→ **PROBLEM TO WORK ON**: Each record below should be repeated precisely as written.

→ **DATA TO USE**:
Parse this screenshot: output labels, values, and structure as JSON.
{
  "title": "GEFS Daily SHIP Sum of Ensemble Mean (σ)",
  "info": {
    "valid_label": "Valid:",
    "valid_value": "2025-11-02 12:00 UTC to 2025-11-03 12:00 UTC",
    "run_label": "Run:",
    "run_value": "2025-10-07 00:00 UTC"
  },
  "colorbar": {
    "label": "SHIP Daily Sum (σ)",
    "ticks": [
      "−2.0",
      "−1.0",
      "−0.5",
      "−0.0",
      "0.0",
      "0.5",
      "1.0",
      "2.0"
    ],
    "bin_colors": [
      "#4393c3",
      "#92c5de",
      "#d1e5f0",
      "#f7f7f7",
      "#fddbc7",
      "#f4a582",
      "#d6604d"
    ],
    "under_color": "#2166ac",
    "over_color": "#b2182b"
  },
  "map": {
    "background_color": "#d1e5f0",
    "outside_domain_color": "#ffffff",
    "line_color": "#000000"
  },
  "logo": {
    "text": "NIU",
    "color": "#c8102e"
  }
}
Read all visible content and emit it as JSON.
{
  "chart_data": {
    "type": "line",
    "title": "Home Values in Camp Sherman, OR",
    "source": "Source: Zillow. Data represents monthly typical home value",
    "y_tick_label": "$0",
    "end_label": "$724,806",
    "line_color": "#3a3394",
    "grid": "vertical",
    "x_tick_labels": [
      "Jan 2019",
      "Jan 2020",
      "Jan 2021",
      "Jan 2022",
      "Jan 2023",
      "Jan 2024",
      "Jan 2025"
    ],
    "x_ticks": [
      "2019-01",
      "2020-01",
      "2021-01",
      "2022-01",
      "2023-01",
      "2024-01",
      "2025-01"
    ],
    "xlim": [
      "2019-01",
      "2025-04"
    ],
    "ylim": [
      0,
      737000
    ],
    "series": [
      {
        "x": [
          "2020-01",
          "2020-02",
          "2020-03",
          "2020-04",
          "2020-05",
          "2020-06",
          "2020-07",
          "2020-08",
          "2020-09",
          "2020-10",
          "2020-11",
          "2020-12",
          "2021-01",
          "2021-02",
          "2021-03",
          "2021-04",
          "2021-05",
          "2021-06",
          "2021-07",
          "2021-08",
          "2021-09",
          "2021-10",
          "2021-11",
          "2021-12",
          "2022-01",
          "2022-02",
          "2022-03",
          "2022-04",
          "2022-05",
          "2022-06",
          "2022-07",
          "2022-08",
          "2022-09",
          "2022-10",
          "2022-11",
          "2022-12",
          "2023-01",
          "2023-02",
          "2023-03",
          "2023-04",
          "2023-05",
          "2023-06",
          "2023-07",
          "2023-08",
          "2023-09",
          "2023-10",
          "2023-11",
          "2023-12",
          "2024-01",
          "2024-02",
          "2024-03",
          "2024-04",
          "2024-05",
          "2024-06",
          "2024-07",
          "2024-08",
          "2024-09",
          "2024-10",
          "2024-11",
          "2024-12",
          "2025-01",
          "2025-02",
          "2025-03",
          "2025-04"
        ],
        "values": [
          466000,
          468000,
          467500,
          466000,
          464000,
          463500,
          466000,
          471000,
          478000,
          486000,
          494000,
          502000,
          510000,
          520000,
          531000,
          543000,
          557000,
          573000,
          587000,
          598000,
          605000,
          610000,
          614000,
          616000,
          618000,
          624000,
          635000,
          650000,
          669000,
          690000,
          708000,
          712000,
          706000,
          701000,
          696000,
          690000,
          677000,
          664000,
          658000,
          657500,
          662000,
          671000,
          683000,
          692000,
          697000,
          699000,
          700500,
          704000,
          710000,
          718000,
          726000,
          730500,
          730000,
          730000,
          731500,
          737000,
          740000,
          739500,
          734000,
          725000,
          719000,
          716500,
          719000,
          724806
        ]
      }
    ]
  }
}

→ **COMPLETE RESPONSE**:
Parse this screenshot: output labels, values, and structure as JSON.
{
  "title": "GEFS Daily SHIP Sum of Ensemble Mean (σ)",
  "info": {
    "valid_label": "Valid:",
    "valid_value": "2025-11-02 12:00 UTC to 2025-11-03 12:00 UTC",
    "run_label": "Run:",
    "run_value": "2025-10-07 00:00 UTC"
  },
  "colorbar": {
    "label": "SHIP Daily Sum (σ)",
    "ticks": [
      "−2.0",
      "−1.0",
      "−0.5",
      "−0.0",
      "0.0",
      "0.5",
      "1.0",
      "2.0"
    ],
    "bin_colors": [
      "#4393c3",
      "#92c5de",
      "#d1e5f0",
      "#f7f7f7",
      "#fddbc7",
      "#f4a582",
      "#d6604d"
    ],
    "under_color": "#2166ac",
    "over_color": "#b2182b"
  },
  "map": {
    "background_color": "#d1e5f0",
    "outside_domain_color": "#ffffff",
    "line_color": "#000000"
  },
  "logo": {
    "text": "NIU",
    "color": "#c8102e"
  }
}
Read all visible content and emit it as JSON.
{
  "chart_data": {
    "type": "line",
    "title": "Home Values in Camp Sherman, OR",
    "source": "Source: Zillow. Data represents monthly typical home value",
    "y_tick_label": "$0",
    "end_label": "$724,806",
    "line_color": "#3a3394",
    "grid": "vertical",
    "x_tick_labels": [
      "Jan 2019",
      "Jan 2020",
      "Jan 2021",
      "Jan 2022",
      "Jan 2023",
      "Jan 2024",
      "Jan 2025"
    ],
    "x_ticks": [
      "2019-01",
      "2020-01",
      "2021-01",
      "2022-01",
      "2023-01",
      "2024-01",
      "2025-01"
    ],
    "xlim": [
      "2019-01",
      "2025-04"
    ],
    "ylim": [
      0,
      737000
    ],
    "series": [
      {
        "x": [
          "2020-01",
          "2020-02",
          "2020-03",
          "2020-04",
          "2020-05",
          "2020-06",
          "2020-07",
          "2020-08",
          "2020-09",
          "2020-10",
          "2020-11",
          "2020-12",
          "2021-01",
          "2021-02",
          "2021-03",
          "2021-04",
          "2021-05",
          "2021-06",
          "2021-07",
          "2021-08",
          "2021-09",
          "2021-10",
          "2021-11",
          "2021-12",
          "2022-01",
          "2022-02",
          "2022-03",
          "2022-04",
          "2022-05",
          "2022-06",
          "2022-07",
          "2022-08",
          "2022-09",
          "2022-10",
          "2022-11",
          "2022-12",
          "2023-01",
          "2023-02",
          "2023-03",
          "2023-04",
          "2023-05",
          "2023-06",
          "2023-07",
          "2023-08",
          "2023-09",
          "2023-10",
          "2023-11",
          "2023-12",
          "2024-01",
          "2024-02",
          "2024-03",
          "2024-04",
          "2024-05",
          "2024-06",
          "2024-07",
          "2024-08",
          "2024-09",
          "2024-10",
          "2024-11",
          "2024-12",
          "2025-01",
          "2025-02",
          "2025-03",
          "2025-04"
        ],
        "values": [
          466000,
          468000,
          467500,
          466000,
          464000,
          463500,
          466000,
          471000,
          478000,
          486000,
          494000,
          502000,
          510000,
          520000,
          531000,
          543000,
          557000,
          573000,
          587000,
          598000,
          605000,
          610000,
          614000,
          616000,
          618000,
          624000,
          635000,
          650000,
          669000,
          690000,
          708000,
          712000,
          706000,
          701000,
          696000,
          690000,
          677000,
          664000,
          658000,
          657500,
          662000,
          671000,
          683000,
          692000,
          697000,
          699000,
          700500,
          704000,
          710000,
          718000,
          726000,
          730500,
          730000,
          730000,
          731500,
          737000,
          740000,
          739500,
          734000,
          725000,
          719000,
          716500,
          719000,
          724806
        ]
      }
    ]
  }
}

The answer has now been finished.